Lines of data
------

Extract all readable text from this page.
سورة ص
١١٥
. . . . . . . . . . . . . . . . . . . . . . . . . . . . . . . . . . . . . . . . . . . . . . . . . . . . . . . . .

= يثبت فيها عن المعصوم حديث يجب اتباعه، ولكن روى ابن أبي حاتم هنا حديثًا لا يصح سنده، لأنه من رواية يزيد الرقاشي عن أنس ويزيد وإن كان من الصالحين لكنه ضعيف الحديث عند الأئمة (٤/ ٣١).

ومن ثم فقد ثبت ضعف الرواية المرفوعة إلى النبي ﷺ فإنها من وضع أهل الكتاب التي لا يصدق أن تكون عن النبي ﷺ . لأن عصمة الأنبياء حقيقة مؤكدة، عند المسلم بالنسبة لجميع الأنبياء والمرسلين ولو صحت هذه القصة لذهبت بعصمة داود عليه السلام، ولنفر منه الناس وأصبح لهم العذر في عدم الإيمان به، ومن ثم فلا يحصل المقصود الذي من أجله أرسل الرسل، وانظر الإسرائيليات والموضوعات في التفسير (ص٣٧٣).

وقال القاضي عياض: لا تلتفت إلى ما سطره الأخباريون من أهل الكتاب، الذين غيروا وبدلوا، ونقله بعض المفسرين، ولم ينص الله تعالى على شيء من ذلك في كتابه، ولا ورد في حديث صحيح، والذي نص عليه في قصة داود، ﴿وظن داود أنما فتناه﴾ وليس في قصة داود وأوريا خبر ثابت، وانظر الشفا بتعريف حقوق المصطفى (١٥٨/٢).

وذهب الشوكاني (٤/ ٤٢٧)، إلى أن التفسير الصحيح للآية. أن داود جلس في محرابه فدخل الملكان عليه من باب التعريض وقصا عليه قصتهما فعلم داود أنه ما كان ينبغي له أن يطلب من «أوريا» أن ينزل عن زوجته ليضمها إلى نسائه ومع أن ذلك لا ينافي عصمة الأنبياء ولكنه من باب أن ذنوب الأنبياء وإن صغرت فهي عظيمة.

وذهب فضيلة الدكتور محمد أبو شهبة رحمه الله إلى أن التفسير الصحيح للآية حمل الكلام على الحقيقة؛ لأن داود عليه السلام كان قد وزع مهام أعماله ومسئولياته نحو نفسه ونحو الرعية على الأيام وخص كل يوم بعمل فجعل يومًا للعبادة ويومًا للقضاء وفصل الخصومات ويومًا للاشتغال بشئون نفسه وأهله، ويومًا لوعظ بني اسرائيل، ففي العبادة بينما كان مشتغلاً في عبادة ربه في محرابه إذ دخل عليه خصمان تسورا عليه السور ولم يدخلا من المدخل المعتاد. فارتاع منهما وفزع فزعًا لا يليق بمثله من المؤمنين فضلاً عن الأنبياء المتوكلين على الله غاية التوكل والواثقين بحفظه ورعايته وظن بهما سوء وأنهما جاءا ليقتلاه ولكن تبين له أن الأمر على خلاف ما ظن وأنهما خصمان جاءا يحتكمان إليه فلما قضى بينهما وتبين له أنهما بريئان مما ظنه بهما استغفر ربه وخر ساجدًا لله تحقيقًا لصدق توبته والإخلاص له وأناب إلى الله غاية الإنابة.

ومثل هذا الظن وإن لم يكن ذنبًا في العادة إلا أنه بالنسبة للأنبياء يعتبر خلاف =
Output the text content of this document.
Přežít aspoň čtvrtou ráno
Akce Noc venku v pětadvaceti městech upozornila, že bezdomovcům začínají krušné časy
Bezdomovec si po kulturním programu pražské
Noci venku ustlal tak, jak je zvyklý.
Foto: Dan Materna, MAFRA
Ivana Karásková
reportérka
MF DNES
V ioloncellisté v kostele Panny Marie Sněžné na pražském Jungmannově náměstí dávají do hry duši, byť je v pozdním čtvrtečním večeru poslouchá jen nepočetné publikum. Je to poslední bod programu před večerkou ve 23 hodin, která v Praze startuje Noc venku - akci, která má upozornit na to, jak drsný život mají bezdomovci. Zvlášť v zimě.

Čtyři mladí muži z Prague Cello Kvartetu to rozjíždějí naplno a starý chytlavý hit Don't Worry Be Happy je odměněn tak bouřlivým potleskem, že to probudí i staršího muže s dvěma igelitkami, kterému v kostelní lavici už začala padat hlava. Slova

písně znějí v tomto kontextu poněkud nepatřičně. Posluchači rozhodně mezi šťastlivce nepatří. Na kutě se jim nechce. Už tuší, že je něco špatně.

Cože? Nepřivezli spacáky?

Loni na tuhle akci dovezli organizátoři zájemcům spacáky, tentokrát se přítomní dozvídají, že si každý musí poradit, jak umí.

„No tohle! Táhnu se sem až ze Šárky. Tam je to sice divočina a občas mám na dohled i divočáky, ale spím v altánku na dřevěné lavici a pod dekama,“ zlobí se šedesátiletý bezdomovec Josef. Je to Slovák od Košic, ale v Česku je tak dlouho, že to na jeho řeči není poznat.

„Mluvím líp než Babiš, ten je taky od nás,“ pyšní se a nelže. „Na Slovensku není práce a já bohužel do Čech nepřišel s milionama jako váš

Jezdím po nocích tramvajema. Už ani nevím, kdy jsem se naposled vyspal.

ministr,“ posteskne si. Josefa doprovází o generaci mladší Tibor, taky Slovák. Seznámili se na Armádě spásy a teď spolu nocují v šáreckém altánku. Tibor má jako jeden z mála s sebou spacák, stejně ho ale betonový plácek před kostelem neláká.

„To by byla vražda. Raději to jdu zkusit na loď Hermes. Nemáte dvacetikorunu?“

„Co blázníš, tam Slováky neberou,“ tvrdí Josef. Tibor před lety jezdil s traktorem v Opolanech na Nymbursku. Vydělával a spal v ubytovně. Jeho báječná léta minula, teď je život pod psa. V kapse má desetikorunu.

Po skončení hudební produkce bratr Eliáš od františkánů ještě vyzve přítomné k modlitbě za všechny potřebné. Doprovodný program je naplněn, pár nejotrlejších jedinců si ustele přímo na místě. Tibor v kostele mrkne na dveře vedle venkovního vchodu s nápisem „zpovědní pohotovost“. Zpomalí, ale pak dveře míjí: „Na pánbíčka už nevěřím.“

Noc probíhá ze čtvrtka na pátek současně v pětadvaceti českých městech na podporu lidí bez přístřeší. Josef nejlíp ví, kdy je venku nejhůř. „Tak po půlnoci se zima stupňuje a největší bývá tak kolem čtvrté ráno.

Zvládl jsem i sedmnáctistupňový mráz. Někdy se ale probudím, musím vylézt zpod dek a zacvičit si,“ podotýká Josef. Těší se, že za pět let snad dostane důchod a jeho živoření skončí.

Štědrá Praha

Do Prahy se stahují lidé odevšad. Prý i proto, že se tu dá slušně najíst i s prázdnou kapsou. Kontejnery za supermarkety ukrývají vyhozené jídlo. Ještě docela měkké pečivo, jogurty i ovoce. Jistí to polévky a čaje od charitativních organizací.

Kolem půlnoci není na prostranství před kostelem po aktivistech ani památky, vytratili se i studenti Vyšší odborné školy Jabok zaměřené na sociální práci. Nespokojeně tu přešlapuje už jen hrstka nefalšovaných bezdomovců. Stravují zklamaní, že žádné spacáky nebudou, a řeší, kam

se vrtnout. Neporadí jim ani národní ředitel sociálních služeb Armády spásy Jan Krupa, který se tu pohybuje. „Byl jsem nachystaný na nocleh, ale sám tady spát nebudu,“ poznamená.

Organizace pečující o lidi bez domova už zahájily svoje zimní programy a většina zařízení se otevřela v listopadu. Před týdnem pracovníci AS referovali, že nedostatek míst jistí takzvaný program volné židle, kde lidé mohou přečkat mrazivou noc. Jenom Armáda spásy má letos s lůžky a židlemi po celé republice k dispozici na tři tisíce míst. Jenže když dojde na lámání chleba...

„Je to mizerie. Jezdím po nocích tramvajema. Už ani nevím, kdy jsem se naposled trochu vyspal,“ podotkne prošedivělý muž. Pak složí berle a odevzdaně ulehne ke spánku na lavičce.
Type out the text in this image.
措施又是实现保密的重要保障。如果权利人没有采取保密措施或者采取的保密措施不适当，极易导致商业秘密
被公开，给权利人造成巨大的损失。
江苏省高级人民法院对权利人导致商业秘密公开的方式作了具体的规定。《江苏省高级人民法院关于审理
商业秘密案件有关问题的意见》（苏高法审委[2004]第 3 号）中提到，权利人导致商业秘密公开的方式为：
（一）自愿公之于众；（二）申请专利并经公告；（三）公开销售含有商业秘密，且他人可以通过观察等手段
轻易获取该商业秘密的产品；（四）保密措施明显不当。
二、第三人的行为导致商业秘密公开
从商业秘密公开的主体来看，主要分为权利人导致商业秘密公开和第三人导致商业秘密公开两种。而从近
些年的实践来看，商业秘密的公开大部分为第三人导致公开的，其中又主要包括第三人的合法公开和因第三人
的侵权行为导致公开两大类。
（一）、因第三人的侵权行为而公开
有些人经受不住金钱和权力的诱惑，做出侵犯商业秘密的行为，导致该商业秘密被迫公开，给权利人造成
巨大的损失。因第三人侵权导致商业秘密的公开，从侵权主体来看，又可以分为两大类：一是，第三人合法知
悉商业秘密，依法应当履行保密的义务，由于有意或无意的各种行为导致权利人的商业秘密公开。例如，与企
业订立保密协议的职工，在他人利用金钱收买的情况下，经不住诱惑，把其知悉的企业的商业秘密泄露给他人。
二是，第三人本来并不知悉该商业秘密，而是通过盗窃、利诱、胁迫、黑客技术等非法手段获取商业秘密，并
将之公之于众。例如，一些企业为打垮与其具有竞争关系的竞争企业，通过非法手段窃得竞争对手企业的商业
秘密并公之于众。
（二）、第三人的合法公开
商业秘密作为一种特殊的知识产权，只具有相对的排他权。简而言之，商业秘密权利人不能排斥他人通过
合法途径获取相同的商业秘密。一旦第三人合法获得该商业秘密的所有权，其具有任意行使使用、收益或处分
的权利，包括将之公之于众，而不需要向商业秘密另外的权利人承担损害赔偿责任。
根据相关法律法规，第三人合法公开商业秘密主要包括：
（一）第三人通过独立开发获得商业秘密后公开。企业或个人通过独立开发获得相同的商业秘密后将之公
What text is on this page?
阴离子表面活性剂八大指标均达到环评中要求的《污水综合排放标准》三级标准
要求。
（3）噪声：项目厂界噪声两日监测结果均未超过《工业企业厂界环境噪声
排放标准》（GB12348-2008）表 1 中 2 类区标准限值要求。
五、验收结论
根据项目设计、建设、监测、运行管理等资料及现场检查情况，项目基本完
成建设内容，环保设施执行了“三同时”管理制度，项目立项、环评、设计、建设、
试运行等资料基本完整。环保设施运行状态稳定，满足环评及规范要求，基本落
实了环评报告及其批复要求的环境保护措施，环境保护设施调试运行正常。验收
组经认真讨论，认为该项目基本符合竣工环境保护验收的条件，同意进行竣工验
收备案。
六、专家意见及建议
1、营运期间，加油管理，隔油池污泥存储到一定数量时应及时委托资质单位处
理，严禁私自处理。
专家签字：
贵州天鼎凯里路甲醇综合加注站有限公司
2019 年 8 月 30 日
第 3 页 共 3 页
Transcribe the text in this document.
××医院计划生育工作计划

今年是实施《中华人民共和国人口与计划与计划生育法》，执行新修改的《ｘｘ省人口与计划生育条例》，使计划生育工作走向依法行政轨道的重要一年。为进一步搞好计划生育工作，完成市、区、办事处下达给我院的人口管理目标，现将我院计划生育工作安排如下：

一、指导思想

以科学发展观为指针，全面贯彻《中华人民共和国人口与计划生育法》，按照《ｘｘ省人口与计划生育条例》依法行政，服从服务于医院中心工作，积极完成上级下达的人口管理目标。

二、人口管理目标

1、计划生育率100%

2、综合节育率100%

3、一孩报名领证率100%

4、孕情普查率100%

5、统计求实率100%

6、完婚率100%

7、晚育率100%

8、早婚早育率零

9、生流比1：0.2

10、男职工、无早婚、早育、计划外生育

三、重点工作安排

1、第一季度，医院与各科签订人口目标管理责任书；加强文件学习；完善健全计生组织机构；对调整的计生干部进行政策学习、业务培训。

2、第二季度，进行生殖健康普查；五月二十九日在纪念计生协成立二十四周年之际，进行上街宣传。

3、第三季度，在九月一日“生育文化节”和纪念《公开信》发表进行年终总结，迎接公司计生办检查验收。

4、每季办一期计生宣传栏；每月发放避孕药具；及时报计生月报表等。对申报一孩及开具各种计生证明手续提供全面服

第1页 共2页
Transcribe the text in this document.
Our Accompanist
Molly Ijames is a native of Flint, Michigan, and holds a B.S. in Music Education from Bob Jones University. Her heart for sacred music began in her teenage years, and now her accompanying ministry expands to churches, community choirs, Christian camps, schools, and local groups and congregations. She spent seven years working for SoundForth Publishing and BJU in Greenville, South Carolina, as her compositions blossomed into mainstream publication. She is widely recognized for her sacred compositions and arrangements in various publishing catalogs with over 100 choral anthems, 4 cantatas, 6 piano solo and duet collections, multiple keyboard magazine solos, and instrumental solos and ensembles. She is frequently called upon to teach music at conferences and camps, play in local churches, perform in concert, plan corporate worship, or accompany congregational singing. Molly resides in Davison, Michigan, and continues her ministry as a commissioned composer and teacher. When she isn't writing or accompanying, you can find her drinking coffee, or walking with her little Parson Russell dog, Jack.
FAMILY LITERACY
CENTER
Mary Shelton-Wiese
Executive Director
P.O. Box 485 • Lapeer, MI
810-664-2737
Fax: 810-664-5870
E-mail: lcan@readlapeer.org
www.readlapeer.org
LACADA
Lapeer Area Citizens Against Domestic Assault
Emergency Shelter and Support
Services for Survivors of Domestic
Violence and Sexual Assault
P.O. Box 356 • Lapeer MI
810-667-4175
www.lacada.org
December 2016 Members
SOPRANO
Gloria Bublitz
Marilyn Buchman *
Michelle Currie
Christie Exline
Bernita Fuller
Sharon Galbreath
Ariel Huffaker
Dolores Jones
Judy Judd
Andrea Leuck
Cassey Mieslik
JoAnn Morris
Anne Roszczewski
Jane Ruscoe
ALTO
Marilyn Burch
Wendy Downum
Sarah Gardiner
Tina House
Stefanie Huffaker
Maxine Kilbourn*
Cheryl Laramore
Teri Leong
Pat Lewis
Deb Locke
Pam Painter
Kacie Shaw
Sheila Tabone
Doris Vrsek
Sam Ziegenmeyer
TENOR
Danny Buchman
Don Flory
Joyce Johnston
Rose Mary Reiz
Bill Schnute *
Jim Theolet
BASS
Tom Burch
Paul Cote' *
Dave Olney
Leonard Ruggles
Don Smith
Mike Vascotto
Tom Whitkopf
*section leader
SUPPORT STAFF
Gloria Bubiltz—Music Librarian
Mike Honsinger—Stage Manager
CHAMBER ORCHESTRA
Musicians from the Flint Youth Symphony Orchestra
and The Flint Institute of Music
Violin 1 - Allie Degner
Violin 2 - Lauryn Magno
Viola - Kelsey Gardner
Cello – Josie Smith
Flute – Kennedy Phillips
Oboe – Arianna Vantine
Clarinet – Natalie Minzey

------

■ **REQUIRED WORK**:
Return each line where "taky" shows up.

■ **EXPECTED ANSWER**:
„Mluvím líp než Babiš, ten je taky od nás,“ pyšní se a nelže. „Na Slovensku není práce a já bohužel do Čech nepřišel s milionama jako váš
ministr,“ posteskne si. Josefa doprovází o generaci mladší Tibor, taky Slovák. Seznámili se na Armádě spásy a teď spolu nocují v šáreckém altánku. Tibor má jako jeden z mála s sebou spacák, stejně ho ale betonový plácek před kostelem neláká.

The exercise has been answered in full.